[Dataset items]
========================================
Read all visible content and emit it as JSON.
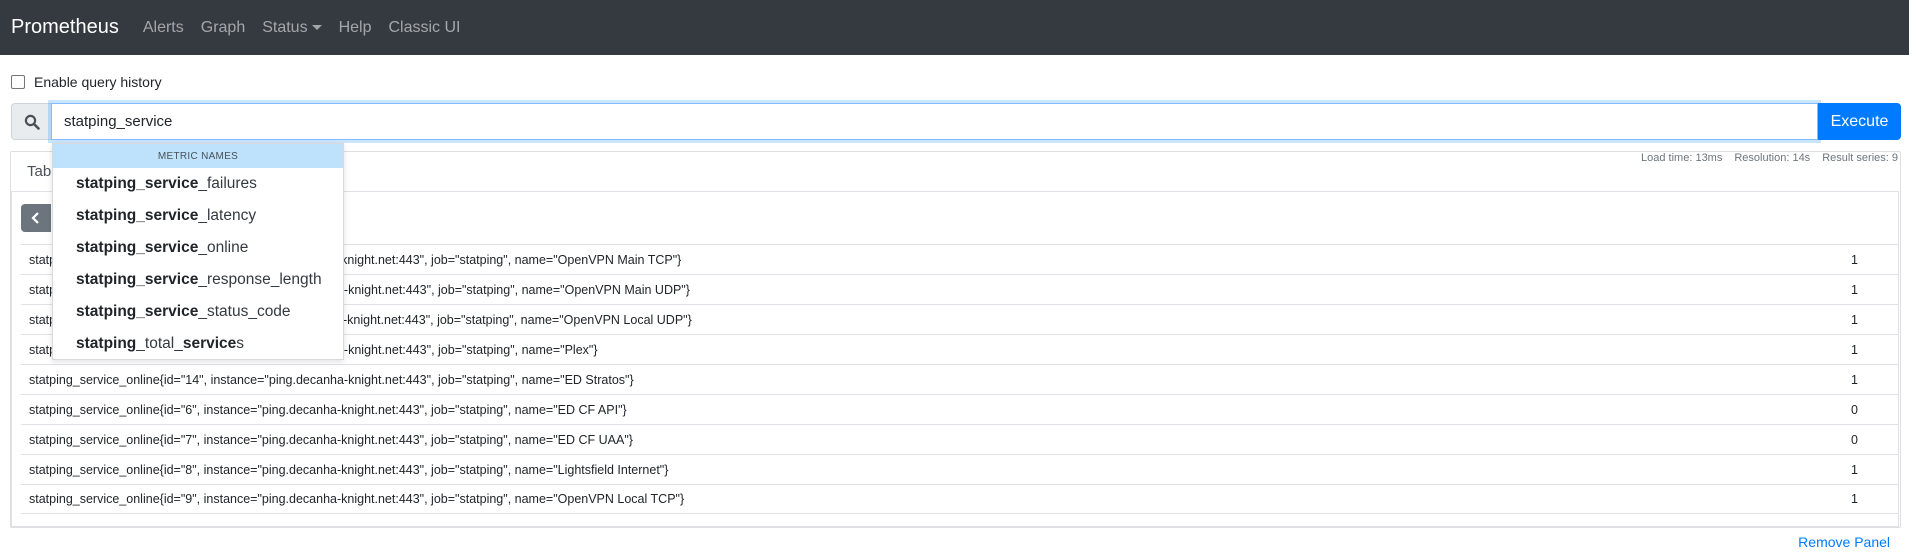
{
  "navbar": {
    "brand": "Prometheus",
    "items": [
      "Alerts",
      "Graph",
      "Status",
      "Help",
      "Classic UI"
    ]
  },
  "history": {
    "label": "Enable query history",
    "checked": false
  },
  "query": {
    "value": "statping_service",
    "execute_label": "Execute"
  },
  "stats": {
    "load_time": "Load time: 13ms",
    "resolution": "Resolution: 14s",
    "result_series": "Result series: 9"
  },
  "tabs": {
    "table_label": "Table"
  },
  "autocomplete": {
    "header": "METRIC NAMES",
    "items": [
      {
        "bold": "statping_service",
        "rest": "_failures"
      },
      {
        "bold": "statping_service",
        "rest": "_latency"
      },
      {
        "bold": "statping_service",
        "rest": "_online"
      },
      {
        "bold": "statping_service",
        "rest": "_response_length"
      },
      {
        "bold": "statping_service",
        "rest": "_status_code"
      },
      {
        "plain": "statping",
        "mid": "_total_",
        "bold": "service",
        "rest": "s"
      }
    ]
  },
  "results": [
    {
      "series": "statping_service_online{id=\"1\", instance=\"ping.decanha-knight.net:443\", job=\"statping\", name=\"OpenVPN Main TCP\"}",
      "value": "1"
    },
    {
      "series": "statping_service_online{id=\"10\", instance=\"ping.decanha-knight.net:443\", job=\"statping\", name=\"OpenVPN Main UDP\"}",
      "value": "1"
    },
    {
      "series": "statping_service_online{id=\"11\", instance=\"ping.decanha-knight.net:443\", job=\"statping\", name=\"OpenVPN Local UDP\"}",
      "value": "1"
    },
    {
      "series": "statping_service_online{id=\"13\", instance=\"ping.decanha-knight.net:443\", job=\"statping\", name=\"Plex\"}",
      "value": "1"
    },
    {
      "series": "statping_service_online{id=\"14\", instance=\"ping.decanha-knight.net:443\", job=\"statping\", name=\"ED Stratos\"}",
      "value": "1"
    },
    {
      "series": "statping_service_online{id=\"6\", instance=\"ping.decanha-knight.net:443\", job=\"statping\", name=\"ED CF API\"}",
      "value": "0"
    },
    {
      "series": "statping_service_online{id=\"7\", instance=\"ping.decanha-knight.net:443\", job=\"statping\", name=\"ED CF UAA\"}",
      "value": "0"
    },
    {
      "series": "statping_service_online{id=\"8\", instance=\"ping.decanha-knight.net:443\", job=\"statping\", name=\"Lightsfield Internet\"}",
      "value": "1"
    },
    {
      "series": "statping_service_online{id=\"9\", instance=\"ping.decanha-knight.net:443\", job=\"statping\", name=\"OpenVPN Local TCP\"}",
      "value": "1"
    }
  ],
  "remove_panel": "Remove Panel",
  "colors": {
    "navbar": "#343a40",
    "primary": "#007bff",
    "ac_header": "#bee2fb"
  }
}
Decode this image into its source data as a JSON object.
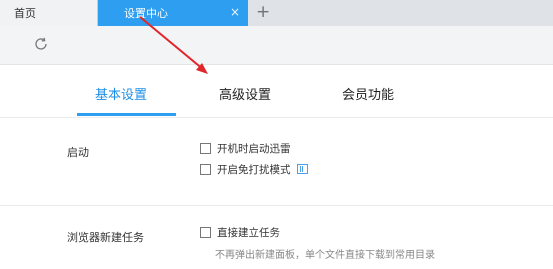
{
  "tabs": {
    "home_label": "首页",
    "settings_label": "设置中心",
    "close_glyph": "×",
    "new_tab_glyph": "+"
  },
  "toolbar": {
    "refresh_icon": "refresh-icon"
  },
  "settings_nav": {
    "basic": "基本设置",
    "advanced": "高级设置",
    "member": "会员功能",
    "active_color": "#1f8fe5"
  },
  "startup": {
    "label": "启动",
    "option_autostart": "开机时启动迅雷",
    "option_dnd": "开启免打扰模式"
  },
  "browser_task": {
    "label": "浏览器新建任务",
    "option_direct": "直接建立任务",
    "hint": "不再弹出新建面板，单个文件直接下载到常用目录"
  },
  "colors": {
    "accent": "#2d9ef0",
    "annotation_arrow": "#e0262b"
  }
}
========================================
Copy out the data above exactly, except the pictures.

# EXERCISE RESPONSE:
Read all visible content and emit it as JSON.
{
  "navbar": {
    "brand": "Prometheus",
    "items": [
      "Alerts",
      "Graph",
      "Status",
      "Help",
      "Classic UI"
    ]
  },
  "history": {
    "label": "Enable query history",
    "checked": false
  },
  "query": {
    "value": "statping_service",
    "execute_label": "Execute"
  },
  "stats": {
    "load_time": "Load time: 13ms",
    "resolution": "Resolution: 14s",
    "result_series": "Result series: 9"
  },
  "tabs": {
    "table_label": "Table"
  },
  "autocomplete": {
    "header": "METRIC NAMES",
    "items": [
      {
        "bold": "statping_service",
        "rest": "_failures"
      },
      {
        "bold": "statping_service",
        "rest": "_latency"
      },
      {
        "bold": "statping_service",
        "rest": "_online"
      },
      {
        "bold": "statping_service",
        "rest": "_response_length"
      },
      {
        "bold": "statping_service",
        "rest": "_status_code"
      },
      {
        "plain": "statping",
        "mid": "_total_",
        "bold": "service",
        "rest": "s"
      }
    ]
  },
  "results": [
    {
      "series": "statping_service_online{id=\"1\", instance=\"ping.decanha-knight.net:443\", job=\"statping\", name=\"OpenVPN Main TCP\"}",
      "value": "1"
    },
    {
      "series": "statping_service_online{id=\"10\", instance=\"ping.decanha-knight.net:443\", job=\"statping\", name=\"OpenVPN Main UDP\"}",
      "value": "1"
    },
    {
      "series": "statping_service_online{id=\"11\", instance=\"ping.decanha-knight.net:443\", job=\"statping\", name=\"OpenVPN Local UDP\"}",
      "value": "1"
    },
    {
      "series": "statping_service_online{id=\"13\", instance=\"ping.decanha-knight.net:443\", job=\"statping\", name=\"Plex\"}",
      "value": "1"
    },
    {
      "series": "statping_service_online{id=\"14\", instance=\"ping.decanha-knight.net:443\", job=\"statping\", name=\"ED Stratos\"}",
      "value": "1"
    },
    {
      "series": "statping_service_online{id=\"6\", instance=\"ping.decanha-knight.net:443\", job=\"statping\", name=\"ED CF API\"}",
      "value": "0"
    },
    {
      "series": "statping_service_online{id=\"7\", instance=\"ping.decanha-knight.net:443\", job=\"statping\", name=\"ED CF UAA\"}",
      "value": "0"
    },
    {
      "series": "statping_service_online{id=\"8\", instance=\"ping.decanha-knight.net:443\", job=\"statping\", name=\"Lightsfield Internet\"}",
      "value": "1"
    },
    {
      "series": "statping_service_online{id=\"9\", instance=\"ping.decanha-knight.net:443\", job=\"statping\", name=\"OpenVPN Local TCP\"}",
      "value": "1"
    }
  ],
  "remove_panel": "Remove Panel",
  "colors": {
    "navbar": "#343a40",
    "primary": "#007bff",
    "ac_header": "#bee2fb"
  }
}
Decode this image into its source data as a JSON object.
{
  "tabs": {
    "home_label": "首页",
    "settings_label": "设置中心",
    "close_glyph": "×",
    "new_tab_glyph": "+"
  },
  "toolbar": {
    "refresh_icon": "refresh-icon"
  },
  "settings_nav": {
    "basic": "基本设置",
    "advanced": "高级设置",
    "member": "会员功能",
    "active_color": "#1f8fe5"
  },
  "startup": {
    "label": "启动",
    "option_autostart": "开机时启动迅雷",
    "option_dnd": "开启免打扰模式"
  },
  "browser_task": {
    "label": "浏览器新建任务",
    "option_direct": "直接建立任务",
    "hint": "不再弹出新建面板，单个文件直接下载到常用目录"
  },
  "colors": {
    "accent": "#2d9ef0",
    "annotation_arrow": "#e0262b"
  }
}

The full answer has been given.